--- begin Entries ---

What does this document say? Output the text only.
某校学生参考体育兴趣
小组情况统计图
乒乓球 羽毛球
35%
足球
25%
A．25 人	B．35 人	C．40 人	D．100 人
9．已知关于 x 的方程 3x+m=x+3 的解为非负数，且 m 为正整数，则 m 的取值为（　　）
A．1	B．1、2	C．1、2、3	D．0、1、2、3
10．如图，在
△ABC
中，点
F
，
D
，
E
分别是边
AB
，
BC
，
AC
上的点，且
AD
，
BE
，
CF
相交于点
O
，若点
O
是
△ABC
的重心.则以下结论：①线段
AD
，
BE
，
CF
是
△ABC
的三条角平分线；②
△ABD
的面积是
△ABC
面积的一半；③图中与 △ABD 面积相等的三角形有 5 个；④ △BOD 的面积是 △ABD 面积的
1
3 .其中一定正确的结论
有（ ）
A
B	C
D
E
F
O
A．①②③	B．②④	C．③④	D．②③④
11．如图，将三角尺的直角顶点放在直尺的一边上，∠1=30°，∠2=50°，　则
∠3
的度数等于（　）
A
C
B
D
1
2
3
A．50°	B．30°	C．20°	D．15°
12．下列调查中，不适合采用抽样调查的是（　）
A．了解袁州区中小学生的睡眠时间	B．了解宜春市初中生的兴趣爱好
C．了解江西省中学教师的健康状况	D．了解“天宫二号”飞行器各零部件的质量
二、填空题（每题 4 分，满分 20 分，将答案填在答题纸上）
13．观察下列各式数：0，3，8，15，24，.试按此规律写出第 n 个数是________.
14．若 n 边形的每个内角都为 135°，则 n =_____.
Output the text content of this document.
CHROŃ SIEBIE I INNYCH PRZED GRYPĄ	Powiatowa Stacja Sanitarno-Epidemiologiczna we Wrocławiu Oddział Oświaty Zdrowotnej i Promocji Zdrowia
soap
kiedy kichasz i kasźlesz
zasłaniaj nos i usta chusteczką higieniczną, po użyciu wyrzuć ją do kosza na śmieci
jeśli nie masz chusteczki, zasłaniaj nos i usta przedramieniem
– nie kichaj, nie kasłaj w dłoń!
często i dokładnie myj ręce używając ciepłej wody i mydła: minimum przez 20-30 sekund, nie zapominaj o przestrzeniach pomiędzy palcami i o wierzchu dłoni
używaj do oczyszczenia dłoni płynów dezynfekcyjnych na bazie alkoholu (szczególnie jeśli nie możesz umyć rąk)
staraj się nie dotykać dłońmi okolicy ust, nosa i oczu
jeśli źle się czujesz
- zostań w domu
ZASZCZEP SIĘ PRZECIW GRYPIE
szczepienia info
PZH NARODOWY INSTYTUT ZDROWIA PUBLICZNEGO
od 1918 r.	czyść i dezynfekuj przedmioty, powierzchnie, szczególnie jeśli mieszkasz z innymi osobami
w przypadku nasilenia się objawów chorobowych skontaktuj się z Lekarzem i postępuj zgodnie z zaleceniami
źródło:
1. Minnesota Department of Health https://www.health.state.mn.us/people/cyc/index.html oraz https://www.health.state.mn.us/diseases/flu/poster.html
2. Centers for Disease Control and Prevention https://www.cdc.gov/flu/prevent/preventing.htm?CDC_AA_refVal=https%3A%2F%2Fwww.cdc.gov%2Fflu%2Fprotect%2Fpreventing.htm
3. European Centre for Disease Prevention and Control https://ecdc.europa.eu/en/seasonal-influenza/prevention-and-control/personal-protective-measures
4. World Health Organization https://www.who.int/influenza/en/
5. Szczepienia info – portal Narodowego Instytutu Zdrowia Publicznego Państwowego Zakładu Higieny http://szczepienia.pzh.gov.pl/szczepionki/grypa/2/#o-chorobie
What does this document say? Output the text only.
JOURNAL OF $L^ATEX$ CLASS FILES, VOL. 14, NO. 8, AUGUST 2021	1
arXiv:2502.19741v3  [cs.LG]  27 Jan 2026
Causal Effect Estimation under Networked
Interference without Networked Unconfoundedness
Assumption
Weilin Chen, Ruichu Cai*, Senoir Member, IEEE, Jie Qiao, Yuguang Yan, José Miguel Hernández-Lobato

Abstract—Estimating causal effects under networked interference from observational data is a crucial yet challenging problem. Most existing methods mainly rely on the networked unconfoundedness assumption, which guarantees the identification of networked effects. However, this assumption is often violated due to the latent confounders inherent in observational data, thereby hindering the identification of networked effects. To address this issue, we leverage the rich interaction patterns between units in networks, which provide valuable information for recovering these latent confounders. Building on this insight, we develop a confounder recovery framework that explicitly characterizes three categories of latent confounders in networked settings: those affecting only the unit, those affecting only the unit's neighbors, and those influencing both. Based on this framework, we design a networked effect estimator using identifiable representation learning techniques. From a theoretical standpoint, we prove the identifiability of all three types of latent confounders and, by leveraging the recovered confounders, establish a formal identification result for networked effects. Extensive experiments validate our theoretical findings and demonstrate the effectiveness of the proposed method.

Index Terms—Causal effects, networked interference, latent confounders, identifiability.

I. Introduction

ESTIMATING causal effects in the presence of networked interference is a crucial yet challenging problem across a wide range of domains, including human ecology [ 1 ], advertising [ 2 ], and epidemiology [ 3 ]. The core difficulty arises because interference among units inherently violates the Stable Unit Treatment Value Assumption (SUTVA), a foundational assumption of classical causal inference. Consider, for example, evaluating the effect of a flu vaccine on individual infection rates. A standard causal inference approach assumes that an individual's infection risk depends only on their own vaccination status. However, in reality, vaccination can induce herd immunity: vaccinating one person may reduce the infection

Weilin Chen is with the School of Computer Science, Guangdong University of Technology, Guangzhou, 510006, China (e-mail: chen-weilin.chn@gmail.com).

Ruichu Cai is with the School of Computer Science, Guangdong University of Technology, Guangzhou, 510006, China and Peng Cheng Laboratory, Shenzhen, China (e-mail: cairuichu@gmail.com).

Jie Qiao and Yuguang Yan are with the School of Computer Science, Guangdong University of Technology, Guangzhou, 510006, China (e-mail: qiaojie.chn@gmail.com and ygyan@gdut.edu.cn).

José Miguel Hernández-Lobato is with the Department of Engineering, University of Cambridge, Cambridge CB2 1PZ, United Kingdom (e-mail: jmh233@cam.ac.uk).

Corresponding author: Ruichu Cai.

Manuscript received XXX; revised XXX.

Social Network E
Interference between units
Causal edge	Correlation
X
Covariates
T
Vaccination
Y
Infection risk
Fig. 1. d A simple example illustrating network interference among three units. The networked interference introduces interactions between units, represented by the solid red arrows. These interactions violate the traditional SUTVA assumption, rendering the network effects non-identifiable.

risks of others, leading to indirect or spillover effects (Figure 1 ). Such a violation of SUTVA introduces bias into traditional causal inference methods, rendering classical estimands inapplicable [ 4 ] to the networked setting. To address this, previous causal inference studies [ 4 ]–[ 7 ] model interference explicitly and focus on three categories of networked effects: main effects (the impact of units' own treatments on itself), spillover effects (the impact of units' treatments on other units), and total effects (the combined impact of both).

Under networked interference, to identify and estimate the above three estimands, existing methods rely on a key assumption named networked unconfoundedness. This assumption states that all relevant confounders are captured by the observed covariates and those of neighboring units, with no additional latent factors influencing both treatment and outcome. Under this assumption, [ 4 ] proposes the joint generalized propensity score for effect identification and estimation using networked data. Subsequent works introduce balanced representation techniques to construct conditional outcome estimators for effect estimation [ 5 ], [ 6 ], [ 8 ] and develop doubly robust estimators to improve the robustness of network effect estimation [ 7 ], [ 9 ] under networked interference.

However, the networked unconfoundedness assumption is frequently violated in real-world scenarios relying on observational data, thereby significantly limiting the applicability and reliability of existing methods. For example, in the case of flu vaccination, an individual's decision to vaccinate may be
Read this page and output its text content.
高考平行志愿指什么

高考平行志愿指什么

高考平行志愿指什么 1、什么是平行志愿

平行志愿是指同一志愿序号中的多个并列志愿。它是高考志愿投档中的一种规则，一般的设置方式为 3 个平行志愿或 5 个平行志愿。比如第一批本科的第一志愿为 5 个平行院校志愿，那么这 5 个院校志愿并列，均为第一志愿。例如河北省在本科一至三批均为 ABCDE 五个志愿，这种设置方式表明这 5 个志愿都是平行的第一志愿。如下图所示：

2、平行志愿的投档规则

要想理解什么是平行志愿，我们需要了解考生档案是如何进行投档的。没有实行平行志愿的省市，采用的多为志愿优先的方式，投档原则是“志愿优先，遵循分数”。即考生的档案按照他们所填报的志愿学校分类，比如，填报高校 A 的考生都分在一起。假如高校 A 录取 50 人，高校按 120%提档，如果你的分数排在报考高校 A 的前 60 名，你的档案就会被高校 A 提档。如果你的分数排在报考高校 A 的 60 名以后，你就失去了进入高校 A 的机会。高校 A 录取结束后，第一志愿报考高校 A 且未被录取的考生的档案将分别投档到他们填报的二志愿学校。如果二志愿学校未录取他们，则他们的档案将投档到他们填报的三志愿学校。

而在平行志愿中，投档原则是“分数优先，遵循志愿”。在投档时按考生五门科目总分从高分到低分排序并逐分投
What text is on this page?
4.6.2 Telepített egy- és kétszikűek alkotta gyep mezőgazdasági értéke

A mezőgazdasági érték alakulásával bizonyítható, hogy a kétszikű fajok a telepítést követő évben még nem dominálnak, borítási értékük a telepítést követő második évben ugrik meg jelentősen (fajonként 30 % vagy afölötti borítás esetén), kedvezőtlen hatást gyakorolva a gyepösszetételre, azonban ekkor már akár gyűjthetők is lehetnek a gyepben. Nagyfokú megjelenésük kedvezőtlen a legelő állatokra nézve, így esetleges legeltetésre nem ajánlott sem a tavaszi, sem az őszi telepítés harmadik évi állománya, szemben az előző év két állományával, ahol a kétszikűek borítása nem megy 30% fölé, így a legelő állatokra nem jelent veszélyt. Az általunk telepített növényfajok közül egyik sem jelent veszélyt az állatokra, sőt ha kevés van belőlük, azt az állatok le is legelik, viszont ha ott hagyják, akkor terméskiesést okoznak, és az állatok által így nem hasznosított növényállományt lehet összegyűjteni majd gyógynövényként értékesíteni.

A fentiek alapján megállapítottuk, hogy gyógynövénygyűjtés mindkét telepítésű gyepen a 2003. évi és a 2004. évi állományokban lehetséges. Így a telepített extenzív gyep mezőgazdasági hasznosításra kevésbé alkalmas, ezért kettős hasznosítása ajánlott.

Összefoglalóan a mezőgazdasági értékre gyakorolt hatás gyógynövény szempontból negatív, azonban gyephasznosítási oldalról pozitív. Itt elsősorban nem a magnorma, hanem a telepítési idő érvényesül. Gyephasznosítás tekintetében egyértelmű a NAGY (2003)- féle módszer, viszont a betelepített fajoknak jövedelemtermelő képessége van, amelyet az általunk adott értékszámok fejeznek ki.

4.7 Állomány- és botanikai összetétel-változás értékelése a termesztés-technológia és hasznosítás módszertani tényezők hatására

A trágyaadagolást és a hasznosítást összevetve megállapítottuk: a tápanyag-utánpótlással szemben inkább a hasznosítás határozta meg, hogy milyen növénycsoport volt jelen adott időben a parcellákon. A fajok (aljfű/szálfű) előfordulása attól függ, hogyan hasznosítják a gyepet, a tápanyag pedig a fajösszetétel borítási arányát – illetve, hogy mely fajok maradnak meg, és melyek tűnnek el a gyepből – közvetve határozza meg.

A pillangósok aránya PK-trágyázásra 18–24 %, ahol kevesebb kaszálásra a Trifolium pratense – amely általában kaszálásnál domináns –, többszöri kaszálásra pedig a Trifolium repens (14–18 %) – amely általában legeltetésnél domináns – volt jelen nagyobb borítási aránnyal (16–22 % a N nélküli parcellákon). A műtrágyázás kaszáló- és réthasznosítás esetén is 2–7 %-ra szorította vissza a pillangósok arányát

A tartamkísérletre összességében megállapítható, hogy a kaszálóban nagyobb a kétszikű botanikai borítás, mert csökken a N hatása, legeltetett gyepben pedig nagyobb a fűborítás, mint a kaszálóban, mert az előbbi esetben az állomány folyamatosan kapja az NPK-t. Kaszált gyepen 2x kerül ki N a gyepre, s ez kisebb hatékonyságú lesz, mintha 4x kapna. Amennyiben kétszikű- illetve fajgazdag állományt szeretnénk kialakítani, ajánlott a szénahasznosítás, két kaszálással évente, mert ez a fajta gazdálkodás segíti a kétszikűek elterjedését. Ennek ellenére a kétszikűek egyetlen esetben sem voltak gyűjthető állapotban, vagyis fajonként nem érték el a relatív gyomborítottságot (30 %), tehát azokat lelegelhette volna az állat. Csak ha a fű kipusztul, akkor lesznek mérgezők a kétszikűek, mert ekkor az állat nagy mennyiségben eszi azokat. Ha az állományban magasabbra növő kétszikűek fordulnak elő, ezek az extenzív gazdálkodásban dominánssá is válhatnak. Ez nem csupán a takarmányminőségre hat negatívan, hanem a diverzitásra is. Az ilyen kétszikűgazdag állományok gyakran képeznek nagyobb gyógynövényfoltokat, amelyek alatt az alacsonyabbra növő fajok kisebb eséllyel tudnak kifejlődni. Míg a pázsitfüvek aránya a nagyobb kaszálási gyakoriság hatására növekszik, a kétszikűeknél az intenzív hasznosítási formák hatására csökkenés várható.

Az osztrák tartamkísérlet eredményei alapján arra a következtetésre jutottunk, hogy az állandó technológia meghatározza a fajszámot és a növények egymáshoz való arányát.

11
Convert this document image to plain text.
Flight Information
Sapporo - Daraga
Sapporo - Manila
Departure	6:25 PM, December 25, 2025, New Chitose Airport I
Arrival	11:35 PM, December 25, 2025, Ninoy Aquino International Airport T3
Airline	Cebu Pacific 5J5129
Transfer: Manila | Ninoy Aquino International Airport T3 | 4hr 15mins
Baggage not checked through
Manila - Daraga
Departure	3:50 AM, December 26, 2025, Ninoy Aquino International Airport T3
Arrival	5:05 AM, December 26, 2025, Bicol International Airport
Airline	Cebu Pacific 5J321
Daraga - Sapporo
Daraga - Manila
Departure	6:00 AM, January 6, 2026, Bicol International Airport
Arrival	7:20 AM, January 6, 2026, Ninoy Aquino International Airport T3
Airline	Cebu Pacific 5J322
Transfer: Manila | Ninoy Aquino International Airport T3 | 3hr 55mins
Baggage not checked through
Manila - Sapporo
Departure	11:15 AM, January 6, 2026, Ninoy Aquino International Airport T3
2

--- end Entries ---

:: Exercise details ::
Every line in the data that holds "szczepienia" should be copied out.

:: Solution to the problem ::
szczepienia info
5. Szczepienia info – portal Narodowego Instytutu Zdrowia Publicznego Państwowego Zakładu Higieny http://szczepienia.pzh.gov.pl/szczepionki/grypa/2/#o-chorobie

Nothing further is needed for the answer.